* Start *

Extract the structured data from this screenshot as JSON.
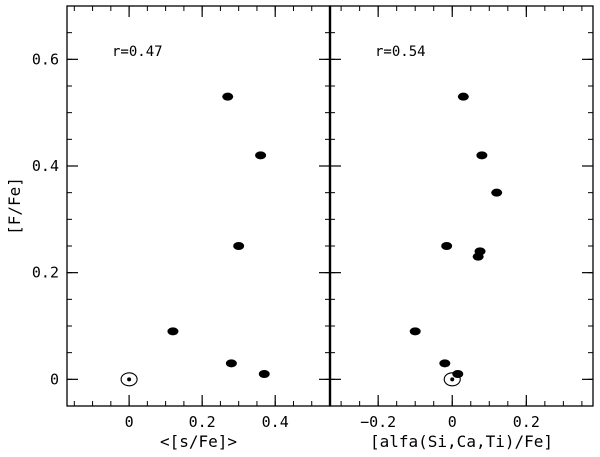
{
  "chart_data": [
    {
      "type": "scatter",
      "title": "",
      "annotation": "r=0.47",
      "xlabel": "<[s/Fe]>",
      "ylabel": "[F/Fe]",
      "xlim": [
        -0.17,
        0.55
      ],
      "ylim": [
        -0.05,
        0.7
      ],
      "xticks": [
        0,
        0.2,
        0.4
      ],
      "xtick_labels": [
        "0",
        "0.2",
        "0.4"
      ],
      "yticks": [
        0,
        0.2,
        0.4,
        0.6
      ],
      "ytick_labels": [
        "0",
        "0.2",
        "0.4",
        "0.6"
      ],
      "points": [
        {
          "x": 0.27,
          "y": 0.53
        },
        {
          "x": 0.36,
          "y": 0.42
        },
        {
          "x": 0.3,
          "y": 0.25
        },
        {
          "x": 0.12,
          "y": 0.09
        },
        {
          "x": 0.28,
          "y": 0.03
        },
        {
          "x": 0.37,
          "y": 0.01
        }
      ],
      "solar_reference": {
        "x": 0,
        "y": 0
      },
      "grid": false
    },
    {
      "type": "scatter",
      "title": "",
      "annotation": "r=0.54",
      "xlabel": "[alfa(Si,Ca,Ti)/Fe]",
      "ylabel": "",
      "xlim": [
        -0.33,
        0.38
      ],
      "ylim": [
        -0.05,
        0.7
      ],
      "xticks": [
        -0.2,
        0,
        0.2
      ],
      "xtick_labels": [
        "−0.2",
        "0",
        "0.2"
      ],
      "yticks": [
        0,
        0.2,
        0.4,
        0.6
      ],
      "points": [
        {
          "x": 0.03,
          "y": 0.53
        },
        {
          "x": 0.08,
          "y": 0.42
        },
        {
          "x": 0.12,
          "y": 0.35
        },
        {
          "x": -0.015,
          "y": 0.25
        },
        {
          "x": 0.075,
          "y": 0.24
        },
        {
          "x": 0.07,
          "y": 0.23
        },
        {
          "x": -0.1,
          "y": 0.09
        },
        {
          "x": -0.02,
          "y": 0.03
        },
        {
          "x": 0.015,
          "y": 0.01
        }
      ],
      "solar_reference": {
        "x": 0,
        "y": 0
      },
      "grid": false
    }
  ]
}
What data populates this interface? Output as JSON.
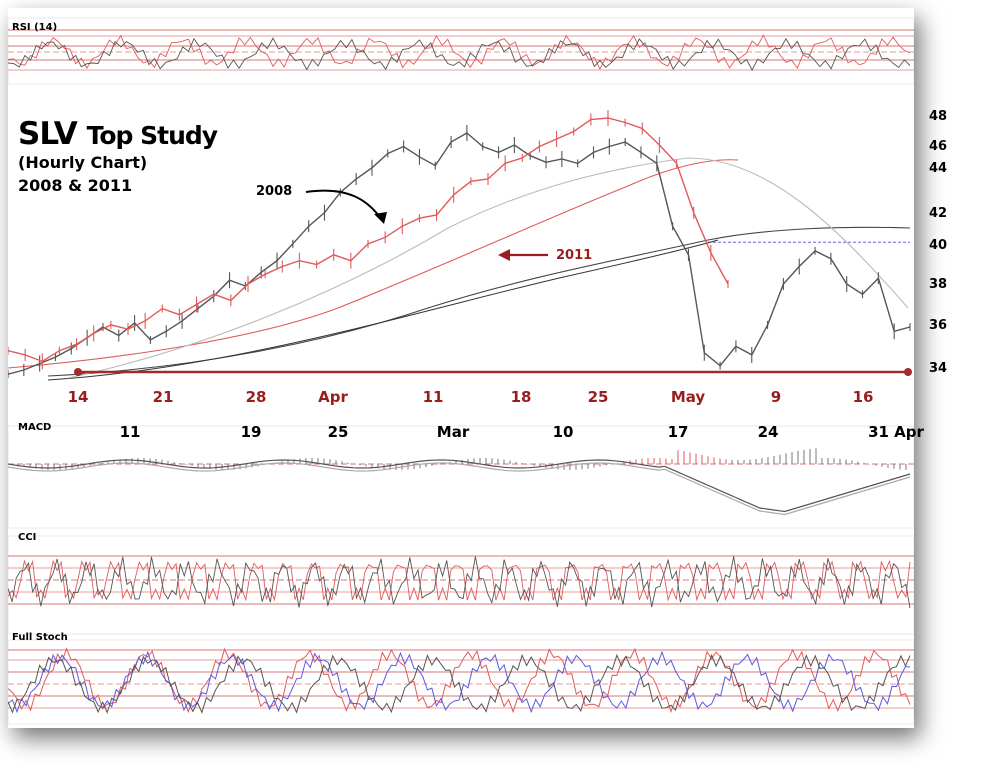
{
  "title": {
    "main": "SLV",
    "rest": "Top Study",
    "line2": "(Hourly Chart)",
    "line3": "2008 & 2011"
  },
  "panels": {
    "rsi": "RSI (14)",
    "macd": "MACD",
    "cci": "CCI",
    "stoch": "Full Stoch"
  },
  "annotations": {
    "label_2008": "2008",
    "label_2011": "2011"
  },
  "colors": {
    "series_2008": "#555555",
    "series_2011": "#e05a5a",
    "axis_red": "#9b1c1c",
    "support_line": "#a52a2a",
    "dashed_level": "#6666dd"
  },
  "chart_data": {
    "type": "line",
    "title": "SLV Top Study",
    "y_ticks": [
      48,
      46,
      44,
      42,
      40,
      38,
      36,
      34
    ],
    "x_labels_2011": [
      "14",
      "21",
      "28",
      "Apr",
      "11",
      "18",
      "25",
      "May",
      "9",
      "16"
    ],
    "x_labels_2008": [
      "11",
      "19",
      "25",
      "Mar",
      "10",
      "17",
      "24",
      "31 Apr"
    ],
    "support_level": 34,
    "dashed_level": 40.3,
    "series": [
      {
        "name": "2008",
        "values": [
          33.8,
          34.0,
          34.3,
          34.6,
          35.0,
          35.5,
          36.0,
          35.6,
          36.2,
          35.4,
          35.8,
          36.3,
          36.9,
          37.5,
          38.3,
          38.0,
          38.7,
          39.3,
          40.2,
          41.3,
          42.1,
          43.0,
          43.6,
          44.2,
          45.5,
          46.1,
          45.2,
          44.4,
          46.4,
          47.0,
          46.1,
          45.6,
          46.2,
          45.3,
          44.7,
          45.0,
          44.6,
          45.6,
          46.1,
          46.4,
          45.6,
          44.6,
          41.3,
          39.6,
          34.8,
          34.2,
          35.1,
          34.7,
          36.1,
          38.1,
          39.0,
          39.8,
          39.4,
          38.1,
          37.6,
          38.4,
          35.8,
          36.0
        ]
      },
      {
        "name": "2011",
        "values": [
          34.9,
          34.7,
          34.4,
          34.9,
          35.2,
          35.7,
          36.1,
          35.9,
          36.3,
          36.9,
          36.6,
          37.1,
          37.6,
          37.3,
          38.1,
          38.6,
          39.0,
          39.3,
          39.1,
          39.6,
          39.3,
          40.2,
          40.6,
          41.3,
          41.8,
          42.0,
          42.9,
          43.5,
          43.6,
          44.6,
          45.1,
          46.1,
          46.6,
          47.1,
          47.9,
          48.0,
          47.7,
          47.3,
          46.2,
          44.6,
          42.1,
          39.7,
          38.1
        ]
      }
    ]
  }
}
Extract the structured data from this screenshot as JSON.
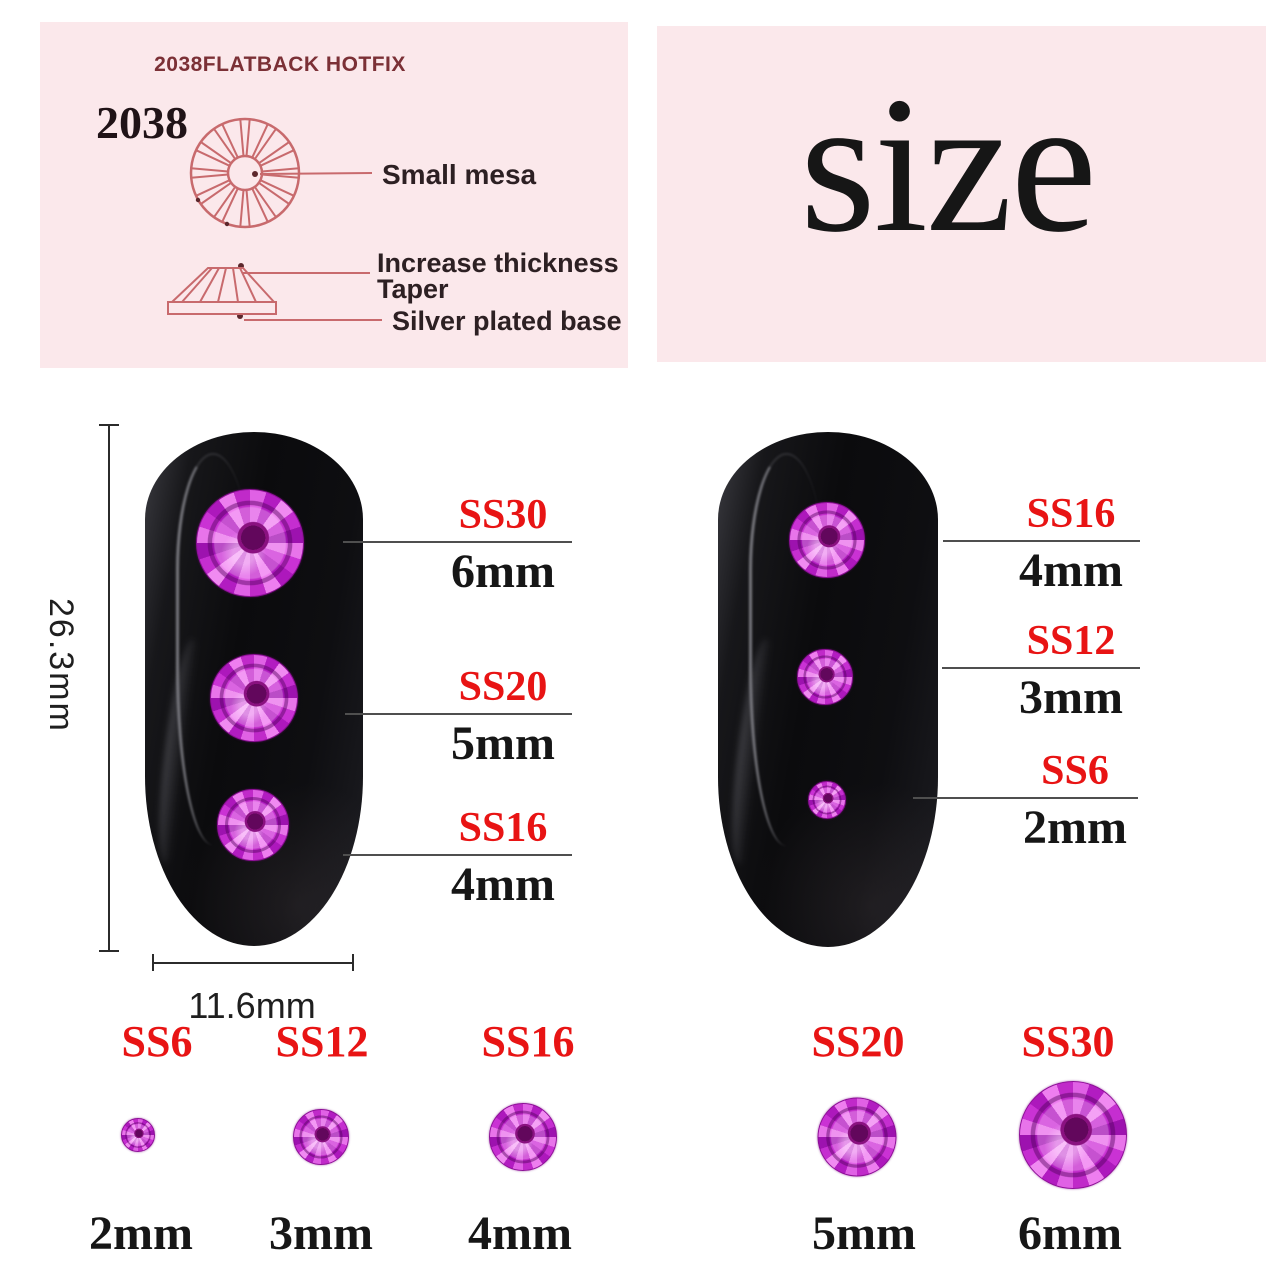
{
  "spec_panel": {
    "header": "2038FLATBACK HOTFIX",
    "model": "2038",
    "labels": {
      "small_mesa": "Small mesa",
      "increase_thickness": "Increase thickness",
      "taper": "Taper",
      "silver_plated_base": "Silver plated base"
    }
  },
  "size_panel": {
    "title": "size"
  },
  "measurements": {
    "nail_height": "26.3mm",
    "nail_width": "11.6mm"
  },
  "left_nail": {
    "callouts": [
      {
        "ss": "SS30",
        "mm": "6mm"
      },
      {
        "ss": "SS20",
        "mm": "5mm"
      },
      {
        "ss": "SS16",
        "mm": "4mm"
      }
    ]
  },
  "right_nail": {
    "callouts": [
      {
        "ss": "SS16",
        "mm": "4mm"
      },
      {
        "ss": "SS12",
        "mm": "3mm"
      },
      {
        "ss": "SS6",
        "mm": "2mm"
      }
    ]
  },
  "size_row": [
    {
      "ss": "SS6",
      "mm": "2mm"
    },
    {
      "ss": "SS12",
      "mm": "3mm"
    },
    {
      "ss": "SS16",
      "mm": "4mm"
    },
    {
      "ss": "SS20",
      "mm": "5mm"
    },
    {
      "ss": "SS30",
      "mm": "6mm"
    }
  ],
  "colors": {
    "accent_red": "#e81414",
    "gem_magenta": "#cb2dd4",
    "panel_pink": "#fbe8eb",
    "diagram_line": "#c86a6d",
    "nail_black": "#0c0c0e"
  }
}
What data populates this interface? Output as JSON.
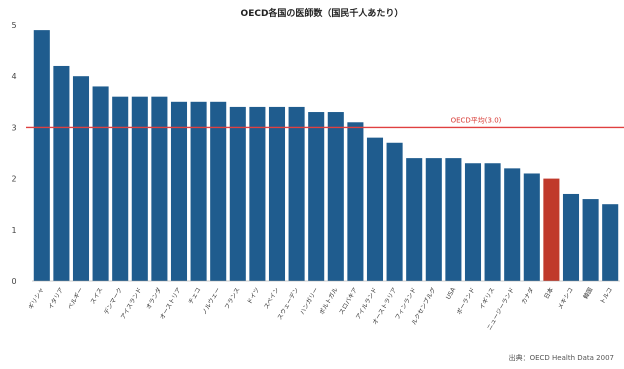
{
  "chart_data": {
    "type": "bar",
    "title": "OECD各国の医師数（国民千人あたり）",
    "categories": [
      "ギリシャ",
      "イタリア",
      "ベルギー",
      "スイス",
      "デンマーク",
      "アイスランド",
      "オランダ",
      "オーストリア",
      "チェコ",
      "ノルウェー",
      "フランス",
      "ドイツ",
      "スペイン",
      "スウェーデン",
      "ハンガリー",
      "ポルトガル",
      "スロバキア",
      "アイルランド",
      "オーストラリア",
      "フィンランド",
      "ルクセンブルグ",
      "USA",
      "ポーランド",
      "イギリス",
      "ニュージーランド",
      "カナダ",
      "日本",
      "メキシコ",
      "韓国",
      "トルコ"
    ],
    "values": [
      4.9,
      4.2,
      4.0,
      3.8,
      3.6,
      3.6,
      3.6,
      3.5,
      3.5,
      3.5,
      3.4,
      3.4,
      3.4,
      3.4,
      3.3,
      3.3,
      3.1,
      2.8,
      2.7,
      2.4,
      2.4,
      2.4,
      2.3,
      2.3,
      2.2,
      2.1,
      2.0,
      1.7,
      1.6,
      1.5
    ],
    "highlight": "日本",
    "ylim": [
      0,
      5
    ],
    "yticks": [
      "0",
      "1",
      "2",
      "3",
      "4",
      "5"
    ],
    "grid": false,
    "reference_line": {
      "value": 3.0,
      "label": "OECD平均(3.0)"
    },
    "colors": {
      "bar": "#1f5c8e",
      "highlight": "#c0392b",
      "reference": "#e04040"
    },
    "source": "出典：OECD Health Data 2007"
  }
}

* End *

Say how many lines of the listing above contain "title", with no other words.

6